■ **What you should do**:
Look for "Gradle" in each line of the entries, and return the matching lines.

····················

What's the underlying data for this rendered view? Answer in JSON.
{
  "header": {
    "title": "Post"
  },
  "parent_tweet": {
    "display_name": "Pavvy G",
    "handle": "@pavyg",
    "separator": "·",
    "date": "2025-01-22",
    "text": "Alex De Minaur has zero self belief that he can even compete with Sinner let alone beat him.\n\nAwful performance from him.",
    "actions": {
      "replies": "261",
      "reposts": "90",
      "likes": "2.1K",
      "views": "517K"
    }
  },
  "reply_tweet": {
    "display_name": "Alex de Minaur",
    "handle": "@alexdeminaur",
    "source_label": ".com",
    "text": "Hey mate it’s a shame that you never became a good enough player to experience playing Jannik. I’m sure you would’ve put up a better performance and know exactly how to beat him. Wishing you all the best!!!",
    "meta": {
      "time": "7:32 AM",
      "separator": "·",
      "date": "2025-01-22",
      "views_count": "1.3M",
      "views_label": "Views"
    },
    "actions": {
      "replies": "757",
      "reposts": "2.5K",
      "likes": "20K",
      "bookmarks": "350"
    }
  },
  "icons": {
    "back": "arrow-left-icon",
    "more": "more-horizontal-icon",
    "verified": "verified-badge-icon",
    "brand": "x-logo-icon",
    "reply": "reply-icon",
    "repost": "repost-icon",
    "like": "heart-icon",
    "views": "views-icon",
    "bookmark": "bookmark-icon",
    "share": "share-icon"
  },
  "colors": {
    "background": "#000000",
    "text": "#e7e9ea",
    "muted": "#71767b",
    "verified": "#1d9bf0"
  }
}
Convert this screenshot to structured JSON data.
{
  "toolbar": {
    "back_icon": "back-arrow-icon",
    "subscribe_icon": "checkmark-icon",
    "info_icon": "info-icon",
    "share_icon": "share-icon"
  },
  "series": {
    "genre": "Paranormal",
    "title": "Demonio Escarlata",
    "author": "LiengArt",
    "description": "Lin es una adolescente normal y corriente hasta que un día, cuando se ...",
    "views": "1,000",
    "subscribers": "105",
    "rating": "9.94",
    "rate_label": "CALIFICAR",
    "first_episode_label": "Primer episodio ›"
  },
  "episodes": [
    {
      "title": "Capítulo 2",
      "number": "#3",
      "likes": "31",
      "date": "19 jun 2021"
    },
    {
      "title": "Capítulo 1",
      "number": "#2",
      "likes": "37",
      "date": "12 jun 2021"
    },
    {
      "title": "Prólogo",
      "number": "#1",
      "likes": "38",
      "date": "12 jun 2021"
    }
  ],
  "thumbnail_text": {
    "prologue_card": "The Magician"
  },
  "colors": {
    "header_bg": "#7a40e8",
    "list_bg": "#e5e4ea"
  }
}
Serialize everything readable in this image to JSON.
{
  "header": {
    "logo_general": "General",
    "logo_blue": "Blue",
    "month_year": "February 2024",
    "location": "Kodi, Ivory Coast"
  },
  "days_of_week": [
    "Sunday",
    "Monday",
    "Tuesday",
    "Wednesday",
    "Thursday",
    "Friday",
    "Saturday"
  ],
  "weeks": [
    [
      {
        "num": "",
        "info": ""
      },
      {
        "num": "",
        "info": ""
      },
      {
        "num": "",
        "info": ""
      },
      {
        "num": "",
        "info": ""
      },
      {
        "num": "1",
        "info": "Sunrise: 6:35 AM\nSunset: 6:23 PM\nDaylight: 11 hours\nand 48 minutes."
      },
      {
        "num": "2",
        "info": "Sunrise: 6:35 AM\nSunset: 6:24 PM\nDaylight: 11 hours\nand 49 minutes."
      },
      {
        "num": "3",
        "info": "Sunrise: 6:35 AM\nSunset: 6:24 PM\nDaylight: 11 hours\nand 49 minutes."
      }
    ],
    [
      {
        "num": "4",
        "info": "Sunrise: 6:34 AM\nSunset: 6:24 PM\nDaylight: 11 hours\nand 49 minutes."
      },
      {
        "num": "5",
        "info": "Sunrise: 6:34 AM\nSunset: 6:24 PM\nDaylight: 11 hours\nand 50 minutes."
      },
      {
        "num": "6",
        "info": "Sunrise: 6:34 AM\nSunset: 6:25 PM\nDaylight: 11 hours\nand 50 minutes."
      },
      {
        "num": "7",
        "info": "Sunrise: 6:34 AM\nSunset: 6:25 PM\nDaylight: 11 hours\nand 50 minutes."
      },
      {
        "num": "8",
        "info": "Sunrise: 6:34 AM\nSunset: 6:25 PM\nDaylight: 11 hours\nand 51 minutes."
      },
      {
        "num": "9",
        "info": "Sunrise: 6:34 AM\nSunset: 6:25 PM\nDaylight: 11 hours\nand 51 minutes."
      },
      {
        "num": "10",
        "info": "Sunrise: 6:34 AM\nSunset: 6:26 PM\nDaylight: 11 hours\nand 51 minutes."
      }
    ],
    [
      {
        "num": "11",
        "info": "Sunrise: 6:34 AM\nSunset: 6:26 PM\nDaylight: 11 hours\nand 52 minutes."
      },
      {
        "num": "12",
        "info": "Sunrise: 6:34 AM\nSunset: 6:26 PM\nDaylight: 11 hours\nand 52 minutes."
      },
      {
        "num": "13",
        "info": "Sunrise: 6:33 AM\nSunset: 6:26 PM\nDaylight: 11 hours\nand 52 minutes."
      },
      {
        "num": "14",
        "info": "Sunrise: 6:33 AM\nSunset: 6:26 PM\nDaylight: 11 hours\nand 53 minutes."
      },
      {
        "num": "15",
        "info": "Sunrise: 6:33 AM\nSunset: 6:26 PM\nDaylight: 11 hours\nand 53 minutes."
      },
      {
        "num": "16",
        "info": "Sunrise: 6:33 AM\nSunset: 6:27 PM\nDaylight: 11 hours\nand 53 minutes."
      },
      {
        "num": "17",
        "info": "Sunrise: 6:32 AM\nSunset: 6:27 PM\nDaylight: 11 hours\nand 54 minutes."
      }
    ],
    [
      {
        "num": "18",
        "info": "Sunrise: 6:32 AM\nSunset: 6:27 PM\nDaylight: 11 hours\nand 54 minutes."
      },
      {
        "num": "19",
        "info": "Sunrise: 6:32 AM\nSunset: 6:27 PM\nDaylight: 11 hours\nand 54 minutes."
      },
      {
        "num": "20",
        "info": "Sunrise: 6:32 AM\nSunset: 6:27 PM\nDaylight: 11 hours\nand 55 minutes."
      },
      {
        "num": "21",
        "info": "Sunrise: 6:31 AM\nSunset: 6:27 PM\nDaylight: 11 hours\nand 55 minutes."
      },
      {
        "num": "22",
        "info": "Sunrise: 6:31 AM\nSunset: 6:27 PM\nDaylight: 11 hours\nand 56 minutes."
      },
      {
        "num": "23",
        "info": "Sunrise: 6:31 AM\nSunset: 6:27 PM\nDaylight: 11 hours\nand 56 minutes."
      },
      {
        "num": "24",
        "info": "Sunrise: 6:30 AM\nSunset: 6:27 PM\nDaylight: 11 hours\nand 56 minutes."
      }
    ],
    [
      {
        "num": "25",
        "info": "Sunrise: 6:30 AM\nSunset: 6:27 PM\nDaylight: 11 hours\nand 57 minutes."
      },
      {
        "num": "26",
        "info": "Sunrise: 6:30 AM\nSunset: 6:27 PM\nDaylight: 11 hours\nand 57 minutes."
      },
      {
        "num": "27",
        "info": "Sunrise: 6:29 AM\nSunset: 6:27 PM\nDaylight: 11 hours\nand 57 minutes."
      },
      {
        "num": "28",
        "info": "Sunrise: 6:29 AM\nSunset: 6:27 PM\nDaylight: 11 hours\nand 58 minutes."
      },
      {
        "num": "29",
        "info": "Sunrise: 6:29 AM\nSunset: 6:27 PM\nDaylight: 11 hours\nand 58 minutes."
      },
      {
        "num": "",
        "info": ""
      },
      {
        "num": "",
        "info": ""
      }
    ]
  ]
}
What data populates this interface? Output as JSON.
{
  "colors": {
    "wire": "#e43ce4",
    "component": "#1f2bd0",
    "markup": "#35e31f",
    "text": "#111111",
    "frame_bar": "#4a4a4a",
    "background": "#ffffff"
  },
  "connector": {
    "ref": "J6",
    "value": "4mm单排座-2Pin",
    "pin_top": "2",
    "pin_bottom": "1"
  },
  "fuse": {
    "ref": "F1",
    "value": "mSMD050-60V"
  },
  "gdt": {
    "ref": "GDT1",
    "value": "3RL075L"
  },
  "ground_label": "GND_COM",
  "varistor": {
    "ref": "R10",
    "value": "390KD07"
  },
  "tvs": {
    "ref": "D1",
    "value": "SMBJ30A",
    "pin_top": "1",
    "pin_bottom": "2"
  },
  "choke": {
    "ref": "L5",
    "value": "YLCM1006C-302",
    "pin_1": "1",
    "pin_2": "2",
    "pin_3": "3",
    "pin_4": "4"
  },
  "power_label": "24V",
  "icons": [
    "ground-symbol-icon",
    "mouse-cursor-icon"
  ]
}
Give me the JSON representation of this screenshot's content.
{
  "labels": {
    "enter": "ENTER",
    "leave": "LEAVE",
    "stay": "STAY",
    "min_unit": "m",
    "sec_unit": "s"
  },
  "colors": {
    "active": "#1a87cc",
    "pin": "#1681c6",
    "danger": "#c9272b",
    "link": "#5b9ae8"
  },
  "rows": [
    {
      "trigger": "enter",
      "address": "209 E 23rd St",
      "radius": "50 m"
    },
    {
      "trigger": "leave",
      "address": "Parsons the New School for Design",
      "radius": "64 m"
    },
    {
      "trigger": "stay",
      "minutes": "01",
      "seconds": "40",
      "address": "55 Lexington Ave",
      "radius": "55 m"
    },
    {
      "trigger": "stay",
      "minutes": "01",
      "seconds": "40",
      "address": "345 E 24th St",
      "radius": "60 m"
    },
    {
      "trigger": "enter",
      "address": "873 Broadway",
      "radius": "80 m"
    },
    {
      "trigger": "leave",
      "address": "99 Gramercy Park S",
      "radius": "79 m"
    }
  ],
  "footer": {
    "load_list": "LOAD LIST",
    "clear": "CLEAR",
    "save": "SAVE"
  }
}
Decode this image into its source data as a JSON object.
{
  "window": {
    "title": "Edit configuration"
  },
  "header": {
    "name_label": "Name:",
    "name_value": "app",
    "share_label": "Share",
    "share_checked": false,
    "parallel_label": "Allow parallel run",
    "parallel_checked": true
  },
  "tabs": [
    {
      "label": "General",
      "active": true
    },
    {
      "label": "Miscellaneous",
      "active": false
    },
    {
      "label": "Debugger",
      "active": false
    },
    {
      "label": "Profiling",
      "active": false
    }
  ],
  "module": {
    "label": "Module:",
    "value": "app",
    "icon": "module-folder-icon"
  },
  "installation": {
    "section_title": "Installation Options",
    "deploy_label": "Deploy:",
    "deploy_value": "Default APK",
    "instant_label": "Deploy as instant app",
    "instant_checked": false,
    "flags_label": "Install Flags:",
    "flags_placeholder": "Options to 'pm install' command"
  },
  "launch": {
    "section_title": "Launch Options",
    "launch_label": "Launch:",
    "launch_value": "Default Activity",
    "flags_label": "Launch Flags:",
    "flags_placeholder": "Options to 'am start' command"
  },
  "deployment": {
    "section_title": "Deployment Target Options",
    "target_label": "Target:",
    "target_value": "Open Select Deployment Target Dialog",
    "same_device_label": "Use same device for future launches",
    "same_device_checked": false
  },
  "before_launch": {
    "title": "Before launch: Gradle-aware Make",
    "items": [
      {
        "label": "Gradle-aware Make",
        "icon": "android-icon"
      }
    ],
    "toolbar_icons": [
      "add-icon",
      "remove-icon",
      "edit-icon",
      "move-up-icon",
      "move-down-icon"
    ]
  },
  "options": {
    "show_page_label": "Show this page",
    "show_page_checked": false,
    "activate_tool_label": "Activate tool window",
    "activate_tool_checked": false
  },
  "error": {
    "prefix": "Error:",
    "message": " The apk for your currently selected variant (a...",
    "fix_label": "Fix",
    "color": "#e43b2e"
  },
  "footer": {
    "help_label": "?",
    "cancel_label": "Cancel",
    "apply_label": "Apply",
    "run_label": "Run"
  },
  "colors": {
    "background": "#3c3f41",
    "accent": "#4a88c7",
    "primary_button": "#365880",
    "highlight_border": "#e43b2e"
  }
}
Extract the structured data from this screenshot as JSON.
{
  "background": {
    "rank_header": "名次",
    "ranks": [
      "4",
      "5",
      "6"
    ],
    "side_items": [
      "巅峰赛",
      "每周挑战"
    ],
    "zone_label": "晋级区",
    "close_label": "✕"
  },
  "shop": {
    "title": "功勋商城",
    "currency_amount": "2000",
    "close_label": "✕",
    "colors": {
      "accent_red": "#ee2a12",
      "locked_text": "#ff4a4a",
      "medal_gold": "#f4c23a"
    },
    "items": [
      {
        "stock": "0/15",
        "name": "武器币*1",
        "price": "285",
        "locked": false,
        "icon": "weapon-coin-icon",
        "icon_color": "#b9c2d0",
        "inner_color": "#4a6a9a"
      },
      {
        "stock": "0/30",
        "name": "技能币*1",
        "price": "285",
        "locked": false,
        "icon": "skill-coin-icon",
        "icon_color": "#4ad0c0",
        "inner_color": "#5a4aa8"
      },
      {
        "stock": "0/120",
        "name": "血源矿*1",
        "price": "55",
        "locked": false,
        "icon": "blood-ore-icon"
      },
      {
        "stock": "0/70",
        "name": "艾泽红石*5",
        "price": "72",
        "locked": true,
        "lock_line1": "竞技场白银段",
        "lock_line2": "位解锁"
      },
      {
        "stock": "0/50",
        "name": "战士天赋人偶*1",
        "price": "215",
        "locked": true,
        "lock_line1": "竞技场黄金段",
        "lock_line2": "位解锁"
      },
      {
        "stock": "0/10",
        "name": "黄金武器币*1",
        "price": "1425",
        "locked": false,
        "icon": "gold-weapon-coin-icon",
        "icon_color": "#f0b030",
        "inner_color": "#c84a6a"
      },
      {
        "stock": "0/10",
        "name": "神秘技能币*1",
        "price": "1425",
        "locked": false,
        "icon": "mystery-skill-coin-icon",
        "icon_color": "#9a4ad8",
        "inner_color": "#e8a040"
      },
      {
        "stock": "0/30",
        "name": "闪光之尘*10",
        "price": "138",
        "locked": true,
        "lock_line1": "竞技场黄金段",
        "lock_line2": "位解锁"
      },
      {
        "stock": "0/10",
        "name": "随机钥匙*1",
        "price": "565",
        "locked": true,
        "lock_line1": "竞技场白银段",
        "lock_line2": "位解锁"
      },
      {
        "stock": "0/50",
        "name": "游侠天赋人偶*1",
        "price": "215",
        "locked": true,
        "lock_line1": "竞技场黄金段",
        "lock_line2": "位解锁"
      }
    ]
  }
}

····················

■ **Exercise result**:
    "title": "Before launch: Gradle-aware Make",
        "label": "Gradle-aware Make",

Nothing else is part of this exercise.